→ **Task description**:
An exact copy of every record is needed.

→ **Records for processing**:
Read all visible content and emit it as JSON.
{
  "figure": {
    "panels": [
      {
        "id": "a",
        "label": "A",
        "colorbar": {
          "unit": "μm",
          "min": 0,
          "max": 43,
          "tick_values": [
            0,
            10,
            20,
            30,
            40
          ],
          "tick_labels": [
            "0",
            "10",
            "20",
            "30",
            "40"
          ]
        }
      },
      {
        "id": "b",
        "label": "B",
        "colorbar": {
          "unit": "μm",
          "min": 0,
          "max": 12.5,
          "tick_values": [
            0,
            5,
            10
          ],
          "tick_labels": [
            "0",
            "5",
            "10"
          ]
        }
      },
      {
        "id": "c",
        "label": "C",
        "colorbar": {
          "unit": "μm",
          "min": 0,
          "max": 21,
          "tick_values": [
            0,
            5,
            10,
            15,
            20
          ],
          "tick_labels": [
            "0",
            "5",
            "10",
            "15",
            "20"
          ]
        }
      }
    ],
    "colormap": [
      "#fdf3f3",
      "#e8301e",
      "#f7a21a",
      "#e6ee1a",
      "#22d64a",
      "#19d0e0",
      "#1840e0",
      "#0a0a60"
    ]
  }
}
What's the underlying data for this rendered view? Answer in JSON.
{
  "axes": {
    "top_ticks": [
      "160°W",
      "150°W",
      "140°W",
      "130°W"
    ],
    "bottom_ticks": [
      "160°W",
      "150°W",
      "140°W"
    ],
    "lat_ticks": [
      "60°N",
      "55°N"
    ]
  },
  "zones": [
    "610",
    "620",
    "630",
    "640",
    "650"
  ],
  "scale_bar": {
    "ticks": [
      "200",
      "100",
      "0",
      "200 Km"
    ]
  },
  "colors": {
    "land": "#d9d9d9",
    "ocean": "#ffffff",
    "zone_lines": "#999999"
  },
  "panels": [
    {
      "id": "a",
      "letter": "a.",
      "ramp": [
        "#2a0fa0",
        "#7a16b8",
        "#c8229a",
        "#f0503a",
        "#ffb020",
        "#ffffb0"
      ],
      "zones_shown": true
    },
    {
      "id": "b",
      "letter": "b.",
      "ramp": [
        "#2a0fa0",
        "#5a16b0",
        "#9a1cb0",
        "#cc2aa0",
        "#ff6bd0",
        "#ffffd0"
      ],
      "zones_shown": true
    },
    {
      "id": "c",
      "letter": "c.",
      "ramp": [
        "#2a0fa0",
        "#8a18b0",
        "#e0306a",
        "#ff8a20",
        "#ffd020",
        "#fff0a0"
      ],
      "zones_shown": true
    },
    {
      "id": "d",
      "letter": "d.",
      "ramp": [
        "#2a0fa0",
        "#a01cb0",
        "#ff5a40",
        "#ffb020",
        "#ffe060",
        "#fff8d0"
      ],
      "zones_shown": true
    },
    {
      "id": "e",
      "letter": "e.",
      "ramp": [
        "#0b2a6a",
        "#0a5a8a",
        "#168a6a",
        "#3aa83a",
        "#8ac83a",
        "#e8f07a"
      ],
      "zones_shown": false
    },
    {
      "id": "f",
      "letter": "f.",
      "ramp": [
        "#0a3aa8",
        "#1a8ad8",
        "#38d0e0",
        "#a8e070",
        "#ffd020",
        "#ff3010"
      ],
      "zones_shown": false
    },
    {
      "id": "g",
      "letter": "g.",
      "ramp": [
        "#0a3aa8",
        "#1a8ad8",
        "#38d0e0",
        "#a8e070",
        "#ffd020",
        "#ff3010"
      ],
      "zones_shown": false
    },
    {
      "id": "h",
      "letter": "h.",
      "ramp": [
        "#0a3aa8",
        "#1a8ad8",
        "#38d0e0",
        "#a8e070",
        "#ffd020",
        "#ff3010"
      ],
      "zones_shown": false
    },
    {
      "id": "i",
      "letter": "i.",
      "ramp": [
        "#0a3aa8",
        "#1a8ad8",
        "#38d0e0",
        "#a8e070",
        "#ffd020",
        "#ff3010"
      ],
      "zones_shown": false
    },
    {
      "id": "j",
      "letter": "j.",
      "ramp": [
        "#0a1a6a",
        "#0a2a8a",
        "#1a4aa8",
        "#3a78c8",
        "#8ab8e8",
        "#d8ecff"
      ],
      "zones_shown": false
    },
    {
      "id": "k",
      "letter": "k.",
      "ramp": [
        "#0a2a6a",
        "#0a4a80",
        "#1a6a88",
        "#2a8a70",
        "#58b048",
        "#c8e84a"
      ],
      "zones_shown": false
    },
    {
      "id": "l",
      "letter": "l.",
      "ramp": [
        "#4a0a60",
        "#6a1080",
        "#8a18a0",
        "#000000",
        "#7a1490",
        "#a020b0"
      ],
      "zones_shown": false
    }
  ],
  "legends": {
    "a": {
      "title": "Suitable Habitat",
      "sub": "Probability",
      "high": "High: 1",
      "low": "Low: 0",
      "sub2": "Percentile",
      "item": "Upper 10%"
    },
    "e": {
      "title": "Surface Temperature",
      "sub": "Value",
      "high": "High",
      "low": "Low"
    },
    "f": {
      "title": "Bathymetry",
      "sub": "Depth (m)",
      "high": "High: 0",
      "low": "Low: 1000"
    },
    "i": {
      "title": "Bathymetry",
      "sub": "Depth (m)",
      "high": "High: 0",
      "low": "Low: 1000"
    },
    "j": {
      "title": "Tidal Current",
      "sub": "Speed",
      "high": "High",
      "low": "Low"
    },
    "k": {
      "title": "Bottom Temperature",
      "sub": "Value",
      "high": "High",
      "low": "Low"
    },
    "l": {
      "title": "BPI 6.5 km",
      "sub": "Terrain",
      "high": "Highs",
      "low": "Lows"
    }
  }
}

→ **Exercise answer**:
Read all visible content and emit it as JSON.
{
  "figure": {
    "panels": [
      {
        "id": "a",
        "label": "A",
        "colorbar": {
          "unit": "μm",
          "min": 0,
          "max": 43,
          "tick_values": [
            0,
            10,
            20,
            30,
            40
          ],
          "tick_labels": [
            "0",
            "10",
            "20",
            "30",
            "40"
          ]
        }
      },
      {
        "id": "b",
        "label": "B",
        "colorbar": {
          "unit": "μm",
          "min": 0,
          "max": 12.5,
          "tick_values": [
            0,
            5,
            10
          ],
          "tick_labels": [
            "0",
            "5",
            "10"
          ]
        }
      },
      {
        "id": "c",
        "label": "C",
        "colorbar": {
          "unit": "μm",
          "min": 0,
          "max": 21,
          "tick_values": [
            0,
            5,
            10,
            15,
            20
          ],
          "tick_labels": [
            "0",
            "5",
            "10",
            "15",
            "20"
          ]
        }
      }
    ],
    "colormap": [
      "#fdf3f3",
      "#e8301e",
      "#f7a21a",
      "#e6ee1a",
      "#22d64a",
      "#19d0e0",
      "#1840e0",
      "#0a0a60"
    ]
  }
}
What's the underlying data for this rendered view? Answer in JSON.
{
  "axes": {
    "top_ticks": [
      "160°W",
      "150°W",
      "140°W",
      "130°W"
    ],
    "bottom_ticks": [
      "160°W",
      "150°W",
      "140°W"
    ],
    "lat_ticks": [
      "60°N",
      "55°N"
    ]
  },
  "zones": [
    "610",
    "620",
    "630",
    "640",
    "650"
  ],
  "scale_bar": {
    "ticks": [
      "200",
      "100",
      "0",
      "200 Km"
    ]
  },
  "colors": {
    "land": "#d9d9d9",
    "ocean": "#ffffff",
    "zone_lines": "#999999"
  },
  "panels": [
    {
      "id": "a",
      "letter": "a.",
      "ramp": [
        "#2a0fa0",
        "#7a16b8",
        "#c8229a",
        "#f0503a",
        "#ffb020",
        "#ffffb0"
      ],
      "zones_shown": true
    },
    {
      "id": "b",
      "letter": "b.",
      "ramp": [
        "#2a0fa0",
        "#5a16b0",
        "#9a1cb0",
        "#cc2aa0",
        "#ff6bd0",
        "#ffffd0"
      ],
      "zones_shown": true
    },
    {
      "id": "c",
      "letter": "c.",
      "ramp": [
        "#2a0fa0",
        "#8a18b0",
        "#e0306a",
        "#ff8a20",
        "#ffd020",
        "#fff0a0"
      ],
      "zones_shown": true
    },
    {
      "id": "d",
      "letter": "d.",
      "ramp": [
        "#2a0fa0",
        "#a01cb0",
        "#ff5a40",
        "#ffb020",
        "#ffe060",
        "#fff8d0"
      ],
      "zones_shown": true
    },
    {
      "id": "e",
      "letter": "e.",
      "ramp": [
        "#0b2a6a",
        "#0a5a8a",
        "#168a6a",
        "#3aa83a",
        "#8ac83a",
        "#e8f07a"
      ],
      "zones_shown": false
    },
    {
      "id": "f",
      "letter": "f.",
      "ramp": [
        "#0a3aa8",
        "#1a8ad8",
        "#38d0e0",
        "#a8e070",
        "#ffd020",
        "#ff3010"
      ],
      "zones_shown": false
    },
    {
      "id": "g",
      "letter": "g.",
      "ramp": [
        "#0a3aa8",
        "#1a8ad8",
        "#38d0e0",
        "#a8e070",
        "#ffd020",
        "#ff3010"
      ],
      "zones_shown": false
    },
    {
      "id": "h",
      "letter": "h.",
      "ramp": [
        "#0a3aa8",
        "#1a8ad8",
        "#38d0e0",
        "#a8e070",
        "#ffd020",
        "#ff3010"
      ],
      "zones_shown": false
    },
    {
      "id": "i",
      "letter": "i.",
      "ramp": [
        "#0a3aa8",
        "#1a8ad8",
        "#38d0e0",
        "#a8e070",
        "#ffd020",
        "#ff3010"
      ],
      "zones_shown": false
    },
    {
      "id": "j",
      "letter": "j.",
      "ramp": [
        "#0a1a6a",
        "#0a2a8a",
        "#1a4aa8",
        "#3a78c8",
        "#8ab8e8",
        "#d8ecff"
      ],
      "zones_shown": false
    },
    {
      "id": "k",
      "letter": "k.",
      "ramp": [
        "#0a2a6a",
        "#0a4a80",
        "#1a6a88",
        "#2a8a70",
        "#58b048",
        "#c8e84a"
      ],
      "zones_shown": false
    },
    {
      "id": "l",
      "letter": "l.",
      "ramp": [
        "#4a0a60",
        "#6a1080",
        "#8a18a0",
        "#000000",
        "#7a1490",
        "#a020b0"
      ],
      "zones_shown": false
    }
  ],
  "legends": {
    "a": {
      "title": "Suitable Habitat",
      "sub": "Probability",
      "high": "High: 1",
      "low": "Low: 0",
      "sub2": "Percentile",
      "item": "Upper 10%"
    },
    "e": {
      "title": "Surface Temperature",
      "sub": "Value",
      "high": "High",
      "low": "Low"
    },
    "f": {
      "title": "Bathymetry",
      "sub": "Depth (m)",
      "high": "High: 0",
      "low": "Low: 1000"
    },
    "i": {
      "title": "Bathymetry",
      "sub": "Depth (m)",
      "high": "High: 0",
      "low": "Low: 1000"
    },
    "j": {
      "title": "Tidal Current",
      "sub": "Speed",
      "high": "High",
      "low": "Low"
    },
    "k": {
      "title": "Bottom Temperature",
      "sub": "Value",
      "high": "High",
      "low": "Low"
    },
    "l": {
      "title": "BPI 6.5 km",
      "sub": "Terrain",
      "high": "Highs",
      "low": "Lows"
    }
  }
}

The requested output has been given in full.